**Short problem:** Reproduce every one of the rows below without changing anything.

**Extracted material:**
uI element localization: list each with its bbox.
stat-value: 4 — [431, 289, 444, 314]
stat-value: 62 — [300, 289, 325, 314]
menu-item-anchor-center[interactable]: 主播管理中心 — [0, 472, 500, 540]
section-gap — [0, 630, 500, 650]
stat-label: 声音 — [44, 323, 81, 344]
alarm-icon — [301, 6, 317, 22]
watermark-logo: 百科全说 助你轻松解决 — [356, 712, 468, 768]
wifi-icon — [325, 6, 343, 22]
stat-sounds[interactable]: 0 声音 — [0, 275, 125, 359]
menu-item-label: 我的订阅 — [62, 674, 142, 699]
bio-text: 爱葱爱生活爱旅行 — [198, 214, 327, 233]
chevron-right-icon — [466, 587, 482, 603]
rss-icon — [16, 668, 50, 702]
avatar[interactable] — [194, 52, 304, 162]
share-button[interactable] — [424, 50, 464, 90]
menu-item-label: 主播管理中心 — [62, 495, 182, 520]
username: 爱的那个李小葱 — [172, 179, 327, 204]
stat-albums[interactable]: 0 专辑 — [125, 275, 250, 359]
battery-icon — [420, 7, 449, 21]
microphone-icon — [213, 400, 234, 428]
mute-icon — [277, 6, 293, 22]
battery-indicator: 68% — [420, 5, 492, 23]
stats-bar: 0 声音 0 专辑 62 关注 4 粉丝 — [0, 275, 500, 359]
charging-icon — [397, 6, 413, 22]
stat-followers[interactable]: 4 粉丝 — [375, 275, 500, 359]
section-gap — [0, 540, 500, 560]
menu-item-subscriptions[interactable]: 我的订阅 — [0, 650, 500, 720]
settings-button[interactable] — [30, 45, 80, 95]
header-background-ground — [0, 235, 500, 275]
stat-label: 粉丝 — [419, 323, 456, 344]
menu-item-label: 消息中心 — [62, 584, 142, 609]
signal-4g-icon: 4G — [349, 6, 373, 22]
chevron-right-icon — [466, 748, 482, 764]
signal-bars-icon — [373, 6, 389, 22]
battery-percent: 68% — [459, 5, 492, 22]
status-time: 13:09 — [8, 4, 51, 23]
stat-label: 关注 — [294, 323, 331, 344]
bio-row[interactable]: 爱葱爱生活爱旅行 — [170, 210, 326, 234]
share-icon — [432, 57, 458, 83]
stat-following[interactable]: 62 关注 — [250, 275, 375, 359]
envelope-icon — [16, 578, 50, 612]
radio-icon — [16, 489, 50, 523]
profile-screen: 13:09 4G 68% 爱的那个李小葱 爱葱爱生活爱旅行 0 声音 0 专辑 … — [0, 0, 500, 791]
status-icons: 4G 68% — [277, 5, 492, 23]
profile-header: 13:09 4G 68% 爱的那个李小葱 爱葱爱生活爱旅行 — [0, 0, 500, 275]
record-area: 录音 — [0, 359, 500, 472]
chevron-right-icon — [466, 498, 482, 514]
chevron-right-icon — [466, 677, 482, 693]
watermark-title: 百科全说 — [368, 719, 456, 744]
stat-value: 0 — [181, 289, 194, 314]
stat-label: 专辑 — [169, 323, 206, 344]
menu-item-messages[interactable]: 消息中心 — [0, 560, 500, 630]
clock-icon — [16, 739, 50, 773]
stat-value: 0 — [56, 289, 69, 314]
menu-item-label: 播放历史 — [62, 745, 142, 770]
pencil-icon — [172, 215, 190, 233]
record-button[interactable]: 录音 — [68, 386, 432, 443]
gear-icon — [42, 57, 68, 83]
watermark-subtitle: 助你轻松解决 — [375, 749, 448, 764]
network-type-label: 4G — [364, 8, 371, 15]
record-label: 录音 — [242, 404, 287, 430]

**Exercise response:**
uI element localization: list each with its bbox.
stat-value: 4 — [431, 289, 444, 314]
stat-value: 62 — [300, 289, 325, 314]
menu-item-anchor-center[interactable]: 主播管理中心 — [0, 472, 500, 540]
section-gap — [0, 630, 500, 650]
stat-label: 声音 — [44, 323, 81, 344]
alarm-icon — [301, 6, 317, 22]
watermark-logo: 百科全说 助你轻松解决 — [356, 712, 468, 768]
wifi-icon — [325, 6, 343, 22]
stat-sounds[interactable]: 0 声音 — [0, 275, 125, 359]
menu-item-label: 我的订阅 — [62, 674, 142, 699]
bio-text: 爱葱爱生活爱旅行 — [198, 214, 327, 233]
chevron-right-icon — [466, 587, 482, 603]
rss-icon — [16, 668, 50, 702]
avatar[interactable] — [194, 52, 304, 162]
share-button[interactable] — [424, 50, 464, 90]
menu-item-label: 主播管理中心 — [62, 495, 182, 520]
username: 爱的那个李小葱 — [172, 179, 327, 204]
stat-albums[interactable]: 0 专辑 — [125, 275, 250, 359]
battery-icon — [420, 7, 449, 21]
microphone-icon — [213, 400, 234, 428]
mute-icon — [277, 6, 293, 22]
battery-indicator: 68% — [420, 5, 492, 23]
stats-bar: 0 声音 0 专辑 62 关注 4 粉丝 — [0, 275, 500, 359]
charging-icon — [397, 6, 413, 22]
stat-followers[interactable]: 4 粉丝 — [375, 275, 500, 359]
section-gap — [0, 540, 500, 560]
menu-item-subscriptions[interactable]: 我的订阅 — [0, 650, 500, 720]
settings-button[interactable] — [30, 45, 80, 95]
header-background-ground — [0, 235, 500, 275]
stat-label: 粉丝 — [419, 323, 456, 344]
menu-item-label: 消息中心 — [62, 584, 142, 609]
signal-4g-icon: 4G — [349, 6, 373, 22]
chevron-right-icon — [466, 748, 482, 764]
signal-bars-icon — [373, 6, 389, 22]
battery-percent: 68% — [459, 5, 492, 22]
status-time: 13:09 — [8, 4, 51, 23]
stat-label: 关注 — [294, 323, 331, 344]
bio-row[interactable]: 爱葱爱生活爱旅行 — [170, 210, 326, 234]
share-icon — [432, 57, 458, 83]
stat-following[interactable]: 62 关注 — [250, 275, 375, 359]
envelope-icon — [16, 578, 50, 612]
radio-icon — [16, 489, 50, 523]
profile-screen: 13:09 4G 68% 爱的那个李小葱 爱葱爱生活爱旅行 0 声音 0 专辑 … — [0, 0, 500, 791]
status-icons: 4G 68% — [277, 5, 492, 23]
profile-header: 13:09 4G 68% 爱的那个李小葱 爱葱爱生活爱旅行 — [0, 0, 500, 275]
record-area: 录音 — [0, 359, 500, 472]
chevron-right-icon — [466, 498, 482, 514]
chevron-right-icon — [466, 677, 482, 693]
watermark-title: 百科全说 — [368, 719, 456, 744]
stat-value: 0 — [181, 289, 194, 314]
stat-label: 专辑 — [169, 323, 206, 344]
menu-item-messages[interactable]: 消息中心 — [0, 560, 500, 630]
clock-icon — [16, 739, 50, 773]
stat-value: 0 — [56, 289, 69, 314]
menu-item-label: 播放历史 — [62, 745, 142, 770]
pencil-icon — [172, 215, 190, 233]
record-button[interactable]: 录音 — [68, 386, 432, 443]
gear-icon — [42, 57, 68, 83]
watermark-subtitle: 助你轻松解决 — [375, 749, 448, 764]
network-type-label: 4G — [364, 8, 371, 15]
record-label: 录音 — [242, 404, 287, 430]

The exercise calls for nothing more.